[Excerpts from a figure dataset]
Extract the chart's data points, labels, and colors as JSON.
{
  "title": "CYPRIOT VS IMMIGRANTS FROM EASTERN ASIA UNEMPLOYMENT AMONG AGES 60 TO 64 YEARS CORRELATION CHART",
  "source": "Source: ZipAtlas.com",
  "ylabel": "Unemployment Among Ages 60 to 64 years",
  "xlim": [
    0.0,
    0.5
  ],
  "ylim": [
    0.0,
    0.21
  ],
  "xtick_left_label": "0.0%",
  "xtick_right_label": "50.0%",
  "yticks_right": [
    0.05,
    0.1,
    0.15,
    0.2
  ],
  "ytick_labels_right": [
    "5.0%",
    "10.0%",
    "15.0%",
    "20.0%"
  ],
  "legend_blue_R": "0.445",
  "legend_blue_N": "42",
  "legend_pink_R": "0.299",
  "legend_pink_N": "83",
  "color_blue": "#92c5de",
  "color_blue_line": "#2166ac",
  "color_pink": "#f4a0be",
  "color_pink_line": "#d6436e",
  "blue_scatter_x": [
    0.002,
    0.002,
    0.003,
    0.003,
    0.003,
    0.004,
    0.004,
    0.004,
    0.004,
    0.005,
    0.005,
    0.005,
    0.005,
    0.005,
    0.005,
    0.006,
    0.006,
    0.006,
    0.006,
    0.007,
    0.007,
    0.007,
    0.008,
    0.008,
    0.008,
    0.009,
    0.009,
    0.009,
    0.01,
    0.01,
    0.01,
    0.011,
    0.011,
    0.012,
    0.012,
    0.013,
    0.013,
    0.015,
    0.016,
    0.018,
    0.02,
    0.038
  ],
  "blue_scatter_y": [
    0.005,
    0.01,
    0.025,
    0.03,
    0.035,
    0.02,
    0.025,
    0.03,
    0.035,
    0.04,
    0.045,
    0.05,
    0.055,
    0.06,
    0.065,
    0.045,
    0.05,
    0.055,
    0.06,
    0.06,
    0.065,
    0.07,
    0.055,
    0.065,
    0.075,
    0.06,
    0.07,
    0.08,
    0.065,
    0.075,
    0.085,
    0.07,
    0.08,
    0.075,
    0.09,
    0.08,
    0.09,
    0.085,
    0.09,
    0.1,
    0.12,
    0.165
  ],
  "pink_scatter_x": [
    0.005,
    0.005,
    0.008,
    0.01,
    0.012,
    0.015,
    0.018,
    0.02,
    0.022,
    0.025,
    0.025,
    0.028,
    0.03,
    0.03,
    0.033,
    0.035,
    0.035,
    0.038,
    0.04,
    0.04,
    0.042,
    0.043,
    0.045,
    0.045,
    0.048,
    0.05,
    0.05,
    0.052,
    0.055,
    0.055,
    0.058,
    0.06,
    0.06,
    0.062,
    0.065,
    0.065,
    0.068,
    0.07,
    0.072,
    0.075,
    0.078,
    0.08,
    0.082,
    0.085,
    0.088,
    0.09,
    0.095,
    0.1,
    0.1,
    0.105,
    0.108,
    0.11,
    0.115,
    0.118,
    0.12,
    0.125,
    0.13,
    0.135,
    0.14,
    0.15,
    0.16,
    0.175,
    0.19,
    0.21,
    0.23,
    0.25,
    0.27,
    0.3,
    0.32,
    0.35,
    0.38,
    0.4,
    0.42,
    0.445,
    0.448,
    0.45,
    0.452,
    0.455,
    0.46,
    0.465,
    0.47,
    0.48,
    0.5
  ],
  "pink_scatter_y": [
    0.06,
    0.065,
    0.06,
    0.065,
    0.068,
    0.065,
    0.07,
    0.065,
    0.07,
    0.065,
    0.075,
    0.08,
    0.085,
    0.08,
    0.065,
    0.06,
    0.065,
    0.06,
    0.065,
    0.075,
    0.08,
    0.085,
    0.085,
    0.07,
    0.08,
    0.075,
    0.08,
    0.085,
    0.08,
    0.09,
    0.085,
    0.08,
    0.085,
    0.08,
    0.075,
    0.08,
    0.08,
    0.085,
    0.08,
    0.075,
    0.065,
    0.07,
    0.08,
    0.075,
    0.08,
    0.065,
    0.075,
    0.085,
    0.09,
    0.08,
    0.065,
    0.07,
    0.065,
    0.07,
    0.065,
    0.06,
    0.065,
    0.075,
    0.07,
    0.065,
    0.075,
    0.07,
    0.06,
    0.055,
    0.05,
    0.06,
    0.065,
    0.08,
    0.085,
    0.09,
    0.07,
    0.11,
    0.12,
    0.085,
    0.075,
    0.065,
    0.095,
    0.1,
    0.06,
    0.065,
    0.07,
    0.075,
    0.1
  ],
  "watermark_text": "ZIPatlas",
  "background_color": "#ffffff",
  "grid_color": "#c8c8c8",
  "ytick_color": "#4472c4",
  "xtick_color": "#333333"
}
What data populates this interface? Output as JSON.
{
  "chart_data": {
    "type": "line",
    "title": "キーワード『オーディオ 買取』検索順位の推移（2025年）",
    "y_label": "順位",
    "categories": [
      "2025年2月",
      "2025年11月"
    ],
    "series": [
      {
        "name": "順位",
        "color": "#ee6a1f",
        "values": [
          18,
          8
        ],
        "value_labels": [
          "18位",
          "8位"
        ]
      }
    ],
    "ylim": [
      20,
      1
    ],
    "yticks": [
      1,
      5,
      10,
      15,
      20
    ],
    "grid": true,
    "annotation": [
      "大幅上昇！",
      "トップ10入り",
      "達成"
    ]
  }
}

EXERCISE TASK
All lines from the one that contains "What data populates" through the end of the material are to be quoted exactly, with both ends included.

RESULT
What data populates this interface? Output as JSON.
{
  "chart_data": {
    "type": "line",
    "title": "キーワード『オーディオ 買取』検索順位の推移（2025年）",
    "y_label": "順位",
    "categories": [
      "2025年2月",
      "2025年11月"
    ],
    "series": [
      {
        "name": "順位",
        "color": "#ee6a1f",
        "values": [
          18,
          8
        ],
        "value_labels": [
          "18位",
          "8位"
        ]
      }
    ],
    "ylim": [
      20,
      1
    ],
    "yticks": [
      1,
      5,
      10,
      15,
      20
    ],
    "grid": true,
    "annotation": [
      "大幅上昇！",
      "トップ10入り",
      "達成"
    ]
  }
}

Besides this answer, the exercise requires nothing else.